[Figure content listings]
______________________________
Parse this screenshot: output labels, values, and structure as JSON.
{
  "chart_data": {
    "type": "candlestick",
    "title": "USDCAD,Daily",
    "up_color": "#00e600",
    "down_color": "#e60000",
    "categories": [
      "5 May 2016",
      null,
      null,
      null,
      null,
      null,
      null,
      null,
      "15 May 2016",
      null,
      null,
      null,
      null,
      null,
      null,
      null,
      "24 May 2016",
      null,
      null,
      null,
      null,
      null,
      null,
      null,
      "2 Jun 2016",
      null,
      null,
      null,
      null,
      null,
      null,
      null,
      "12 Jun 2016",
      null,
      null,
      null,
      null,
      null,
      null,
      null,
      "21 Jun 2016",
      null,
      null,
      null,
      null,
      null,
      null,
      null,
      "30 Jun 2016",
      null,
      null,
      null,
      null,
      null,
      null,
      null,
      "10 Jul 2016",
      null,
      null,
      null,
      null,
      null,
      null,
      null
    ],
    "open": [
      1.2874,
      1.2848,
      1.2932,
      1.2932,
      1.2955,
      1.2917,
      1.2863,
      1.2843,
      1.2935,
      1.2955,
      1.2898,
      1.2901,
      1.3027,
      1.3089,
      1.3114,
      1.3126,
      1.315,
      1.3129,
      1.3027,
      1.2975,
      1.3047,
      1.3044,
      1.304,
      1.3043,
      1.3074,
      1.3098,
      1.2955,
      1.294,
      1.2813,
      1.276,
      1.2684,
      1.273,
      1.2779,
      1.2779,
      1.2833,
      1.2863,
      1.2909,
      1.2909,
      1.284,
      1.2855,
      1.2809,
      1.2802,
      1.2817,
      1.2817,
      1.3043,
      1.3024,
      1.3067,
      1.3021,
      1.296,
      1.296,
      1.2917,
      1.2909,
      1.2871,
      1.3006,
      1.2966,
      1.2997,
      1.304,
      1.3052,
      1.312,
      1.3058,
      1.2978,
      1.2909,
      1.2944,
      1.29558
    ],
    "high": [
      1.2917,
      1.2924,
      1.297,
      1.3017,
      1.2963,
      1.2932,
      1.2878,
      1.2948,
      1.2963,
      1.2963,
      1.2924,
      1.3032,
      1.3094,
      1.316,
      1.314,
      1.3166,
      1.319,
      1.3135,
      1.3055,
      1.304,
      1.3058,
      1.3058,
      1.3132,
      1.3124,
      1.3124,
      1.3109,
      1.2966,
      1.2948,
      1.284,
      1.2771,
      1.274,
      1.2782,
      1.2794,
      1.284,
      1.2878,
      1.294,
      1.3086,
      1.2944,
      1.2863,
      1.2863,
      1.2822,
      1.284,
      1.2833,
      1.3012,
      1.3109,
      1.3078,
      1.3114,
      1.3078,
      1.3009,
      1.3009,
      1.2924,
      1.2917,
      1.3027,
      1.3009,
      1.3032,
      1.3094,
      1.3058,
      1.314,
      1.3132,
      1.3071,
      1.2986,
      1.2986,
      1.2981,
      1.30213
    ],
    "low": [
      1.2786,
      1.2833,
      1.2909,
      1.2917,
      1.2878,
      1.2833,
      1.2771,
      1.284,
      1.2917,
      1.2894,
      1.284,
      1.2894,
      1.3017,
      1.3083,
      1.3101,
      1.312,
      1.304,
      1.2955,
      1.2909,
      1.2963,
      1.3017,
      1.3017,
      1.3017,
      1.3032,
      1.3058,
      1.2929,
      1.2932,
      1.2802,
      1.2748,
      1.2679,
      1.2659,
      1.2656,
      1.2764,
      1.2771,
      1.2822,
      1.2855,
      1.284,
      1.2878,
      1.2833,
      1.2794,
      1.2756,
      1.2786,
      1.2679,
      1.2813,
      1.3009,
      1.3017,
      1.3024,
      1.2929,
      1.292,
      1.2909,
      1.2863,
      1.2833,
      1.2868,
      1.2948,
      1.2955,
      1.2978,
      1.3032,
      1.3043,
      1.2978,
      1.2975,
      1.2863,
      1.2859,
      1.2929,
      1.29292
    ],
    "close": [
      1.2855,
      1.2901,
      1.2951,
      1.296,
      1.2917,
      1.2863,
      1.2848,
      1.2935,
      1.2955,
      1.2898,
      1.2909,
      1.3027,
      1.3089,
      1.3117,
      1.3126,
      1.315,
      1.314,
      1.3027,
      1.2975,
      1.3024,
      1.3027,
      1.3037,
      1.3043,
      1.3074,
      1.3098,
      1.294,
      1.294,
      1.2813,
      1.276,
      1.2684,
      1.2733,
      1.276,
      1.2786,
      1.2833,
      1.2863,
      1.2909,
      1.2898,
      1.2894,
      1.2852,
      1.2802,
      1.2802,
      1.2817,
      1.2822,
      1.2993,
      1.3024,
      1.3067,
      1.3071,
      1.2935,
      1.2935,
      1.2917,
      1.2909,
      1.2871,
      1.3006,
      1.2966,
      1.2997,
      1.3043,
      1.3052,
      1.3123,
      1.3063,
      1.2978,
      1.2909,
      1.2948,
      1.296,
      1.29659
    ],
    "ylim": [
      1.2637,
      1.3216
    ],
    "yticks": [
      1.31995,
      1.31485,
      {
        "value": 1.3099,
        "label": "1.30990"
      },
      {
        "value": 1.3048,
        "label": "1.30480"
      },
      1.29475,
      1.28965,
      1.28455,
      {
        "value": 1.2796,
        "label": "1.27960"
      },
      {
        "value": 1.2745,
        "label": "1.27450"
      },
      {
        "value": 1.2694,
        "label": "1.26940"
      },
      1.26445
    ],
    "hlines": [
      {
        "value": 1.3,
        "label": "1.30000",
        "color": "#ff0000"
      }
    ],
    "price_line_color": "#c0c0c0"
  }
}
______________________________
» What you need to do
Extract the full listing above without alteration.

» Solution to the exercise
Parse this screenshot: output labels, values, and structure as JSON.
{
  "chart_data": {
    "type": "candlestick",
    "title": "USDCAD,Daily",
    "up_color": "#00e600",
    "down_color": "#e60000",
    "categories": [
      "5 May 2016",
      null,
      null,
      null,
      null,
      null,
      null,
      null,
      "15 May 2016",
      null,
      null,
      null,
      null,
      null,
      null,
      null,
      "24 May 2016",
      null,
      null,
      null,
      null,
      null,
      null,
      null,
      "2 Jun 2016",
      null,
      null,
      null,
      null,
      null,
      null,
      null,
      "12 Jun 2016",
      null,
      null,
      null,
      null,
      null,
      null,
      null,
      "21 Jun 2016",
      null,
      null,
      null,
      null,
      null,
      null,
      null,
      "30 Jun 2016",
      null,
      null,
      null,
      null,
      null,
      null,
      null,
      "10 Jul 2016",
      null,
      null,
      null,
      null,
      null,
      null,
      null
    ],
    "open": [
      1.2874,
      1.2848,
      1.2932,
      1.2932,
      1.2955,
      1.2917,
      1.2863,
      1.2843,
      1.2935,
      1.2955,
      1.2898,
      1.2901,
      1.3027,
      1.3089,
      1.3114,
      1.3126,
      1.315,
      1.3129,
      1.3027,
      1.2975,
      1.3047,
      1.3044,
      1.304,
      1.3043,
      1.3074,
      1.3098,
      1.2955,
      1.294,
      1.2813,
      1.276,
      1.2684,
      1.273,
      1.2779,
      1.2779,
      1.2833,
      1.2863,
      1.2909,
      1.2909,
      1.284,
      1.2855,
      1.2809,
      1.2802,
      1.2817,
      1.2817,
      1.3043,
      1.3024,
      1.3067,
      1.3021,
      1.296,
      1.296,
      1.2917,
      1.2909,
      1.2871,
      1.3006,
      1.2966,
      1.2997,
      1.304,
      1.3052,
      1.312,
      1.3058,
      1.2978,
      1.2909,
      1.2944,
      1.29558
    ],
    "high": [
      1.2917,
      1.2924,
      1.297,
      1.3017,
      1.2963,
      1.2932,
      1.2878,
      1.2948,
      1.2963,
      1.2963,
      1.2924,
      1.3032,
      1.3094,
      1.316,
      1.314,
      1.3166,
      1.319,
      1.3135,
      1.3055,
      1.304,
      1.3058,
      1.3058,
      1.3132,
      1.3124,
      1.3124,
      1.3109,
      1.2966,
      1.2948,
      1.284,
      1.2771,
      1.274,
      1.2782,
      1.2794,
      1.284,
      1.2878,
      1.294,
      1.3086,
      1.2944,
      1.2863,
      1.2863,
      1.2822,
      1.284,
      1.2833,
      1.3012,
      1.3109,
      1.3078,
      1.3114,
      1.3078,
      1.3009,
      1.3009,
      1.2924,
      1.2917,
      1.3027,
      1.3009,
      1.3032,
      1.3094,
      1.3058,
      1.314,
      1.3132,
      1.3071,
      1.2986,
      1.2986,
      1.2981,
      1.30213
    ],
    "low": [
      1.2786,
      1.2833,
      1.2909,
      1.2917,
      1.2878,
      1.2833,
      1.2771,
      1.284,
      1.2917,
      1.2894,
      1.284,
      1.2894,
      1.3017,
      1.3083,
      1.3101,
      1.312,
      1.304,
      1.2955,
      1.2909,
      1.2963,
      1.3017,
      1.3017,
      1.3017,
      1.3032,
      1.3058,
      1.2929,
      1.2932,
      1.2802,
      1.2748,
      1.2679,
      1.2659,
      1.2656,
      1.2764,
      1.2771,
      1.2822,
      1.2855,
      1.284,
      1.2878,
      1.2833,
      1.2794,
      1.2756,
      1.2786,
      1.2679,
      1.2813,
      1.3009,
      1.3017,
      1.3024,
      1.2929,
      1.292,
      1.2909,
      1.2863,
      1.2833,
      1.2868,
      1.2948,
      1.2955,
      1.2978,
      1.3032,
      1.3043,
      1.2978,
      1.2975,
      1.2863,
      1.2859,
      1.2929,
      1.29292
    ],
    "close": [
      1.2855,
      1.2901,
      1.2951,
      1.296,
      1.2917,
      1.2863,
      1.2848,
      1.2935,
      1.2955,
      1.2898,
      1.2909,
      1.3027,
      1.3089,
      1.3117,
      1.3126,
      1.315,
      1.314,
      1.3027,
      1.2975,
      1.3024,
      1.3027,
      1.3037,
      1.3043,
      1.3074,
      1.3098,
      1.294,
      1.294,
      1.2813,
      1.276,
      1.2684,
      1.2733,
      1.276,
      1.2786,
      1.2833,
      1.2863,
      1.2909,
      1.2898,
      1.2894,
      1.2852,
      1.2802,
      1.2802,
      1.2817,
      1.2822,
      1.2993,
      1.3024,
      1.3067,
      1.3071,
      1.2935,
      1.2935,
      1.2917,
      1.2909,
      1.2871,
      1.3006,
      1.2966,
      1.2997,
      1.3043,
      1.3052,
      1.3123,
      1.3063,
      1.2978,
      1.2909,
      1.2948,
      1.296,
      1.29659
    ],
    "ylim": [
      1.2637,
      1.3216
    ],
    "yticks": [
      1.31995,
      1.31485,
      {
        "value": 1.3099,
        "label": "1.30990"
      },
      {
        "value": 1.3048,
        "label": "1.30480"
      },
      1.29475,
      1.28965,
      1.28455,
      {
        "value": 1.2796,
        "label": "1.27960"
      },
      {
        "value": 1.2745,
        "label": "1.27450"
      },
      {
        "value": 1.2694,
        "label": "1.26940"
      },
      1.26445
    ],
    "hlines": [
      {
        "value": 1.3,
        "label": "1.30000",
        "color": "#ff0000"
      }
    ],
    "price_line_color": "#c0c0c0"
  }
}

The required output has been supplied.